**BRIEF**
In the data, extract each line that holds the string "gamma".

**INPUT DATA**
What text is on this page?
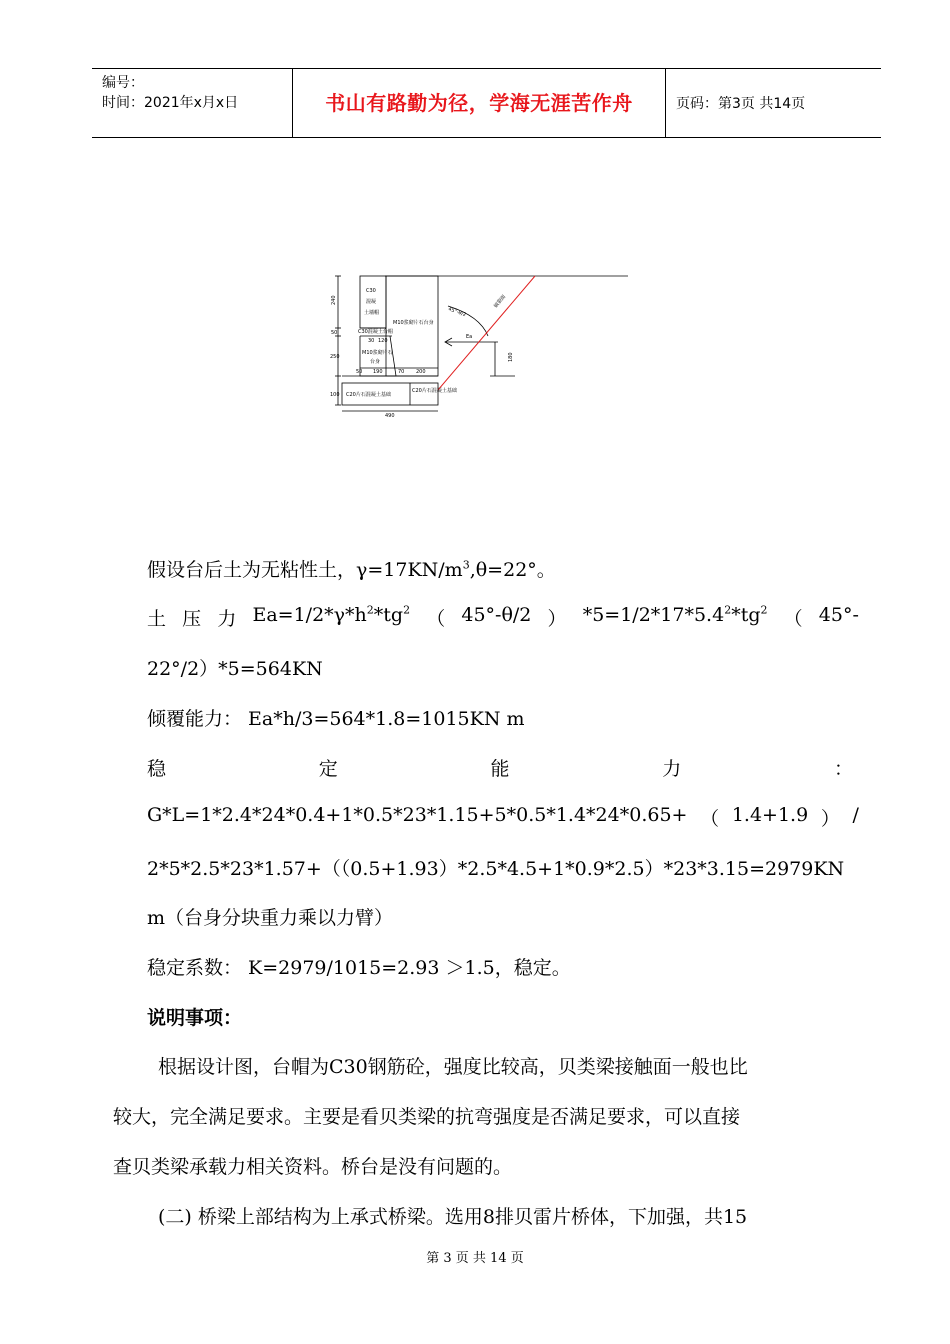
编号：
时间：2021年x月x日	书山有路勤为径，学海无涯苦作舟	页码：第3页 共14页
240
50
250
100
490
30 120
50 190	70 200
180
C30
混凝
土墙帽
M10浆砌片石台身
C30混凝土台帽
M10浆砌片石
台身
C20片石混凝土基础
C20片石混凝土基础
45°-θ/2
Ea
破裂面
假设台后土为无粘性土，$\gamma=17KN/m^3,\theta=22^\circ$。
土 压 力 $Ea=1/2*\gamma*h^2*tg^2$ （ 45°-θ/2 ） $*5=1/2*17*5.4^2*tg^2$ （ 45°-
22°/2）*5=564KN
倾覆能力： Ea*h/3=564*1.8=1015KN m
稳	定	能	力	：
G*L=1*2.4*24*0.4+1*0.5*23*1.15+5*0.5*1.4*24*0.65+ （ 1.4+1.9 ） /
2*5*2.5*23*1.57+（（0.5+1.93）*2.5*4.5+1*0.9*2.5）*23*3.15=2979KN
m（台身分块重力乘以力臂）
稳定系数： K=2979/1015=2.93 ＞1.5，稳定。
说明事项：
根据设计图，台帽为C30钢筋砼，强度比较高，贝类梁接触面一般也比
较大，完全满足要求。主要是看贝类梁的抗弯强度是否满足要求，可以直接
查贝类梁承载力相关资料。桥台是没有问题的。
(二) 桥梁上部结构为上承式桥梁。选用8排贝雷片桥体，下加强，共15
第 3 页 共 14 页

**SOLUTION TO THIS EXERCISE**
假设台后土为无粘性土，$\gamma=17KN/m^3,\theta=22^\circ$。
土 压 力 $Ea=1/2*\gamma*h^2*tg^2$ （ 45°-θ/2 ） $*5=1/2*17*5.4^2*tg^2$ （ 45°-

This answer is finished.